**WRITTEN REQUEST:** State how many lines of the entries hold the string "subtitle". Reply with the number alone.

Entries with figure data
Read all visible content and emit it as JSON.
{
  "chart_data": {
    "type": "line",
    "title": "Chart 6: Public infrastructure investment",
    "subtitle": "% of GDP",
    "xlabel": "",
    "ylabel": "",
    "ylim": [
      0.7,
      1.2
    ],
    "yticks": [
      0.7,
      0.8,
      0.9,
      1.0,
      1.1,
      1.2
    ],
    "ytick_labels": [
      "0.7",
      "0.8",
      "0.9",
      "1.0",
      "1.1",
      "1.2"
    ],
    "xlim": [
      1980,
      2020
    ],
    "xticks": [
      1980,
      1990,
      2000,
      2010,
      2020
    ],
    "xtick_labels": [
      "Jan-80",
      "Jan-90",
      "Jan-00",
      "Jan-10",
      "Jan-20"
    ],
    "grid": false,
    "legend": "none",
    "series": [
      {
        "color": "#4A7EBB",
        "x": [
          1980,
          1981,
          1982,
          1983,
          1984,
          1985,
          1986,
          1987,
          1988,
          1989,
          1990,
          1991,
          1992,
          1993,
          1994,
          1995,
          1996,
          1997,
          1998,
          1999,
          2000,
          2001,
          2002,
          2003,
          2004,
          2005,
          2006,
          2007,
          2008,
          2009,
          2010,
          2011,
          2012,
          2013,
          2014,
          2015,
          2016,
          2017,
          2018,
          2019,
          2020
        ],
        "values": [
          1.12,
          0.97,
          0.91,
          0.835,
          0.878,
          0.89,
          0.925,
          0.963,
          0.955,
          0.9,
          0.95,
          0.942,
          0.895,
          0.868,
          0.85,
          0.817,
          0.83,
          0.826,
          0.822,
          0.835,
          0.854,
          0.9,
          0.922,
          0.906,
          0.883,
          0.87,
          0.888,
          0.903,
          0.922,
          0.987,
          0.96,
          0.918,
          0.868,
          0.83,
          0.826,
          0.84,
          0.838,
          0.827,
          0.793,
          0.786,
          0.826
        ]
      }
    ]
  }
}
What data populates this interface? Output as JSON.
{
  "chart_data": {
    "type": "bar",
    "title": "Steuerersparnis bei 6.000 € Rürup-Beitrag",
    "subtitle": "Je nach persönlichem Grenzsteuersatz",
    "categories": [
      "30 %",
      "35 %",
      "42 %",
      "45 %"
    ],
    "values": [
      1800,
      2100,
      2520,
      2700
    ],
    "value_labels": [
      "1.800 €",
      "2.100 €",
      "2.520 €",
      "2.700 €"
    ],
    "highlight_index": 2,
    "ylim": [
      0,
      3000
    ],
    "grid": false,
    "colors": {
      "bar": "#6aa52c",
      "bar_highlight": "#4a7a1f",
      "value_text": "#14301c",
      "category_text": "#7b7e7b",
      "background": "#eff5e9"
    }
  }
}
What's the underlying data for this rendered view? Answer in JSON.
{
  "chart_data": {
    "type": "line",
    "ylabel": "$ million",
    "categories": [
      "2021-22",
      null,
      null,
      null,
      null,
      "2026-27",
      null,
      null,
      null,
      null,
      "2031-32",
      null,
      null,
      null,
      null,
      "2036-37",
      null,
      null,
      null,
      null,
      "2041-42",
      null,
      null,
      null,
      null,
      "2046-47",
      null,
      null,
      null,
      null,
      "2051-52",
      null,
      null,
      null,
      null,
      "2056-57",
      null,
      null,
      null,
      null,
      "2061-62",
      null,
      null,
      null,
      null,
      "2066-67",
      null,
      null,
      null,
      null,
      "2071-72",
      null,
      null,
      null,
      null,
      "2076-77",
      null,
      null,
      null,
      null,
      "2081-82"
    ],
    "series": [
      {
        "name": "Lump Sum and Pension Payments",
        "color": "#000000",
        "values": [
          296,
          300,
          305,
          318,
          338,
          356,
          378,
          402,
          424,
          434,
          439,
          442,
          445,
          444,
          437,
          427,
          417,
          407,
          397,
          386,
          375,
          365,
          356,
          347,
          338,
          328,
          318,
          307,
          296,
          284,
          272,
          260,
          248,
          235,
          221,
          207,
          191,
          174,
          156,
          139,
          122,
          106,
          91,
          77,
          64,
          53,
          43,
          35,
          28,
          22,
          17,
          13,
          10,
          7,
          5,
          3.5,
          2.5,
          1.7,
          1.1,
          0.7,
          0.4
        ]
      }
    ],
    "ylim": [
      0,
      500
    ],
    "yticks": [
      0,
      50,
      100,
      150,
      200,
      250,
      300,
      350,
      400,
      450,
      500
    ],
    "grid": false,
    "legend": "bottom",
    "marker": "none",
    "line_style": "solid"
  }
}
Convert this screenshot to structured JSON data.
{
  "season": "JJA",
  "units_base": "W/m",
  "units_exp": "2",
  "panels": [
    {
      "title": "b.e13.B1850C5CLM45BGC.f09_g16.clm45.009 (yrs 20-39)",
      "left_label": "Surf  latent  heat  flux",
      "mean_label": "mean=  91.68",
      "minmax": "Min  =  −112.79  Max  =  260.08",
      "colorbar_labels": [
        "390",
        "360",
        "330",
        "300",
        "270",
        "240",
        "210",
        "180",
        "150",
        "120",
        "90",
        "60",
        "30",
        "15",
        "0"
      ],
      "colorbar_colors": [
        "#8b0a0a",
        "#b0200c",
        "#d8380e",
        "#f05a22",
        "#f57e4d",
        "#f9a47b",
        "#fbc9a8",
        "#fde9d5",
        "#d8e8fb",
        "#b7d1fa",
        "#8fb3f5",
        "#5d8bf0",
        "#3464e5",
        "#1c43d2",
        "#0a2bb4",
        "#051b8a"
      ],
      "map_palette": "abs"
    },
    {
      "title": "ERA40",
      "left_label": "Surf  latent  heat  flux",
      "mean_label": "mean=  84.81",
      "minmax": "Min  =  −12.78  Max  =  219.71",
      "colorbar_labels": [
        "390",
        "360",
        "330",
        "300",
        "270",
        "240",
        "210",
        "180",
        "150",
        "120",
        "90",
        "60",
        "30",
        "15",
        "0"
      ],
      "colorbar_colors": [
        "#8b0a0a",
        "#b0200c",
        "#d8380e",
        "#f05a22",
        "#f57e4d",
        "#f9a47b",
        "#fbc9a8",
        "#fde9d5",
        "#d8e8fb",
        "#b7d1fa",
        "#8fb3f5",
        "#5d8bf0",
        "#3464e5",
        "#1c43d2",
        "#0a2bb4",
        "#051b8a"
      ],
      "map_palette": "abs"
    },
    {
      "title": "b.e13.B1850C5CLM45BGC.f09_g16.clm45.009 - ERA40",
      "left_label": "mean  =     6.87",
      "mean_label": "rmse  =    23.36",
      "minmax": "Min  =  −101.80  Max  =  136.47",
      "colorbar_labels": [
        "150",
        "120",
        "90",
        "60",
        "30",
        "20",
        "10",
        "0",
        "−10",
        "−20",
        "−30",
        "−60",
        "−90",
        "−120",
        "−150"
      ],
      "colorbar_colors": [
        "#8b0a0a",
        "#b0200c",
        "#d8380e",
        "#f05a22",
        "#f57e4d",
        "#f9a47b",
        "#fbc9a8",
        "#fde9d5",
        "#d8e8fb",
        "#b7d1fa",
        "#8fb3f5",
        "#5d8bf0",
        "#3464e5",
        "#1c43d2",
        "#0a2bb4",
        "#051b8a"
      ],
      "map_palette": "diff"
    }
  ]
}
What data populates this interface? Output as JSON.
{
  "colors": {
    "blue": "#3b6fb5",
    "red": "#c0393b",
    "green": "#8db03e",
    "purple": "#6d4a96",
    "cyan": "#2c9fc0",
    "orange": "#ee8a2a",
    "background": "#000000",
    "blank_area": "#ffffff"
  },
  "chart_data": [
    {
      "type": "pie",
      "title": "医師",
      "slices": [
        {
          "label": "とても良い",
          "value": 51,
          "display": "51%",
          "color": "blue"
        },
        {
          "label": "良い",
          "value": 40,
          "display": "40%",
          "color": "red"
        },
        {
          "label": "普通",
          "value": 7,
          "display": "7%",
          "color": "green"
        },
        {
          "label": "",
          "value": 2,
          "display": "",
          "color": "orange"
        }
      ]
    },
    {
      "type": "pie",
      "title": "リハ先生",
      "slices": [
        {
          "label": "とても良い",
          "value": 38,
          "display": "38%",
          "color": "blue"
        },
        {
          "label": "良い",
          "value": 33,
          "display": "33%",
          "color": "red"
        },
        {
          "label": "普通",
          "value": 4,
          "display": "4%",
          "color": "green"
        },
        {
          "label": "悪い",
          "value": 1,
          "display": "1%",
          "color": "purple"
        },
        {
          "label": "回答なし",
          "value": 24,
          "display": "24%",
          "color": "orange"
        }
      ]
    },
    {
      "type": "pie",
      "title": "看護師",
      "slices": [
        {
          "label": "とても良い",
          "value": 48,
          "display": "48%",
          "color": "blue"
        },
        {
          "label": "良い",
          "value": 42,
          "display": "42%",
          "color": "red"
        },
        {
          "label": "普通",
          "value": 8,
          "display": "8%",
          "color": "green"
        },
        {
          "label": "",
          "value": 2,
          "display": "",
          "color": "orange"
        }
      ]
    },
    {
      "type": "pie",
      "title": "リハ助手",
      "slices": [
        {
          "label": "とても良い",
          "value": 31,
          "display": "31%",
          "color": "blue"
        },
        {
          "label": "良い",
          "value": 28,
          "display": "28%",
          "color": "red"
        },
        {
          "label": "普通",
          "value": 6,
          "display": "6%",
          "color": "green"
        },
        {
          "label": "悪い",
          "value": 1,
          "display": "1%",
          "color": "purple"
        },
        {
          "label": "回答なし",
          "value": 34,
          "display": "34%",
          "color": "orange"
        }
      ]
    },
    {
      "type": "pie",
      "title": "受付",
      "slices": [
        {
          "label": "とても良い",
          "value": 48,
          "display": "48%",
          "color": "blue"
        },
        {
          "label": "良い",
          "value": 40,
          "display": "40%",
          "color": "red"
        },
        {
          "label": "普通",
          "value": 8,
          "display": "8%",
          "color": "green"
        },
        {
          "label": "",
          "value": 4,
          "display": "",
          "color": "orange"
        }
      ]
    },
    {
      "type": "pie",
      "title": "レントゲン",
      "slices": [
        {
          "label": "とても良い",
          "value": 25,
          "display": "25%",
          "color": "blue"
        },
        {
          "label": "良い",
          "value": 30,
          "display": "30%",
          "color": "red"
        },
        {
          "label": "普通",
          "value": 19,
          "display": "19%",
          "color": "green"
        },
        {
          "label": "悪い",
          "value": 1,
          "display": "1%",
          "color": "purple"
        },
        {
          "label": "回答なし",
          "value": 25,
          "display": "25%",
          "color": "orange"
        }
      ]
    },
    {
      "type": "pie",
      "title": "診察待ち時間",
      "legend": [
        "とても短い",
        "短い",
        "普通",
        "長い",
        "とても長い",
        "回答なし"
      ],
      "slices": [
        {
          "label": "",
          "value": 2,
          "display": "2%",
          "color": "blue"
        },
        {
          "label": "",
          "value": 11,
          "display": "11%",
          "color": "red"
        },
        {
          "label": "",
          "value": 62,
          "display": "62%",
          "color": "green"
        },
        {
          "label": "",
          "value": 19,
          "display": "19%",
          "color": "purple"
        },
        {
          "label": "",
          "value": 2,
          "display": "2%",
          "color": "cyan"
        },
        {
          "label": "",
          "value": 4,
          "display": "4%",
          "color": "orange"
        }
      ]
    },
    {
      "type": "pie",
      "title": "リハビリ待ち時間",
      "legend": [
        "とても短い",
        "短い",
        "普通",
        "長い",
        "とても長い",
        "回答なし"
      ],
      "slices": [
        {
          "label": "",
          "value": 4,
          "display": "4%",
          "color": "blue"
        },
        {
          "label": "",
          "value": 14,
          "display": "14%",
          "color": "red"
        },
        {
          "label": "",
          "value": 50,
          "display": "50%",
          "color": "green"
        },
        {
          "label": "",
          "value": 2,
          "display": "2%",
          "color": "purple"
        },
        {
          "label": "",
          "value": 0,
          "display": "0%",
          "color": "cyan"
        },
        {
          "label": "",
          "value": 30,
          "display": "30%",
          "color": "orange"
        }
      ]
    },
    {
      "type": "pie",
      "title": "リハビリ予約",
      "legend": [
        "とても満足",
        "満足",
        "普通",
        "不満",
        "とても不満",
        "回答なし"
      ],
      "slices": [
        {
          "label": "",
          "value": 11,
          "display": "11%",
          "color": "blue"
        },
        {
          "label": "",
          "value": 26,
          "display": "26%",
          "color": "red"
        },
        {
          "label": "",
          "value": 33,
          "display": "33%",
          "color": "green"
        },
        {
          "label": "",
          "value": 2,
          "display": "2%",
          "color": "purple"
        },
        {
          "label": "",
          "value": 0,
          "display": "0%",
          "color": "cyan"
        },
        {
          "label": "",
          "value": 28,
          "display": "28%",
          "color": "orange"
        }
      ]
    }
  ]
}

**WRITTEN REPLY:** 2